### Brief
Reproduce every record below exactly as it appears.

### Records contained in a dataset
-.-.-
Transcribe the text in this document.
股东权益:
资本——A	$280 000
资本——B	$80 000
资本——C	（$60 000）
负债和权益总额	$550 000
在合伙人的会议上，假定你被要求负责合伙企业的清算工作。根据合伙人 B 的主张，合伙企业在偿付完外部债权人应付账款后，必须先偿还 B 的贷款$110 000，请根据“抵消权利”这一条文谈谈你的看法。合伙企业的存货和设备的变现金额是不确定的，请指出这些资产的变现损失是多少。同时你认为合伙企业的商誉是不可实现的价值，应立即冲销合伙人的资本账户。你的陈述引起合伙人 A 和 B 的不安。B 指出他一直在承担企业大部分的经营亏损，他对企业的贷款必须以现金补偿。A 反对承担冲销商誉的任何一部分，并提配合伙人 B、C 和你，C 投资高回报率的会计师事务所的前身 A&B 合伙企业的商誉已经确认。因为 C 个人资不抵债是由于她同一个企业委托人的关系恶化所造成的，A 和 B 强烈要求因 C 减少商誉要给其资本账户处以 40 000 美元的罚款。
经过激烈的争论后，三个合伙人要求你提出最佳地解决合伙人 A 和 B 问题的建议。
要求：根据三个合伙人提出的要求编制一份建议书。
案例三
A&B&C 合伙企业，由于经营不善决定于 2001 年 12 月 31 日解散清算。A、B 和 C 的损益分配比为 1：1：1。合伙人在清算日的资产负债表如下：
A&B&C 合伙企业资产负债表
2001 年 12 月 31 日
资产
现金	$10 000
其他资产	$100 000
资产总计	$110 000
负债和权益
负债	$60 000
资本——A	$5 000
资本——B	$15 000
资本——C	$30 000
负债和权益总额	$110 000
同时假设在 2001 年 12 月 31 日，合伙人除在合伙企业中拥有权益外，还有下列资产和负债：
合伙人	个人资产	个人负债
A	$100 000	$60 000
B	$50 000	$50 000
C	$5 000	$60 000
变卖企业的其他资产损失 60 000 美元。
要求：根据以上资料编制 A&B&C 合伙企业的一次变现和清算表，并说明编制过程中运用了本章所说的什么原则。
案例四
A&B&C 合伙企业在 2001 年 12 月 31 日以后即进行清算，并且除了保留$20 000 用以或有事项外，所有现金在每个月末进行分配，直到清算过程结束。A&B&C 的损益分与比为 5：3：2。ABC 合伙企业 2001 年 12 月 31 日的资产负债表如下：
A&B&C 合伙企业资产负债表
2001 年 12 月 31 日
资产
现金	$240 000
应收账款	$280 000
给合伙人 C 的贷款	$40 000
-.-.-
### Reply
Transcribe the text in this document.
股东权益:
资本——A	$280 000
资本——B	$80 000
资本——C	（$60 000）
负债和权益总额	$550 000
在合伙人的会议上，假定你被要求负责合伙企业的清算工作。根据合伙人 B 的主张，合伙企业在偿付完外部债权人应付账款后，必须先偿还 B 的贷款$110 000，请根据“抵消权利”这一条文谈谈你的看法。合伙企业的存货和设备的变现金额是不确定的，请指出这些资产的变现损失是多少。同时你认为合伙企业的商誉是不可实现的价值，应立即冲销合伙人的资本账户。你的陈述引起合伙人 A 和 B 的不安。B 指出他一直在承担企业大部分的经营亏损，他对企业的贷款必须以现金补偿。A 反对承担冲销商誉的任何一部分，并提配合伙人 B、C 和你，C 投资高回报率的会计师事务所的前身 A&B 合伙企业的商誉已经确认。因为 C 个人资不抵债是由于她同一个企业委托人的关系恶化所造成的，A 和 B 强烈要求因 C 减少商誉要给其资本账户处以 40 000 美元的罚款。
经过激烈的争论后，三个合伙人要求你提出最佳地解决合伙人 A 和 B 问题的建议。
要求：根据三个合伙人提出的要求编制一份建议书。
案例三
A&B&C 合伙企业，由于经营不善决定于 2001 年 12 月 31 日解散清算。A、B 和 C 的损益分配比为 1：1：1。合伙人在清算日的资产负债表如下：
A&B&C 合伙企业资产负债表
2001 年 12 月 31 日
资产
现金	$10 000
其他资产	$100 000
资产总计	$110 000
负债和权益
负债	$60 000
资本——A	$5 000
资本——B	$15 000
资本——C	$30 000
负债和权益总额	$110 000
同时假设在 2001 年 12 月 31 日，合伙人除在合伙企业中拥有权益外，还有下列资产和负债：
合伙人	个人资产	个人负债
A	$100 000	$60 000
B	$50 000	$50 000
C	$5 000	$60 000
变卖企业的其他资产损失 60 000 美元。
要求：根据以上资料编制 A&B&C 合伙企业的一次变现和清算表，并说明编制过程中运用了本章所说的什么原则。
案例四
A&B&C 合伙企业在 2001 年 12 月 31 日以后即进行清算，并且除了保留$20 000 用以或有事项外，所有现金在每个月末进行分配，直到清算过程结束。A&B&C 的损益分与比为 5：3：2。ABC 合伙企业 2001 年 12 月 31 日的资产负债表如下：
A&B&C 合伙企业资产负债表
2001 年 12 月 31 日
资产
现金	$240 000
应收账款	$280 000
给合伙人 C 的贷款	$40 000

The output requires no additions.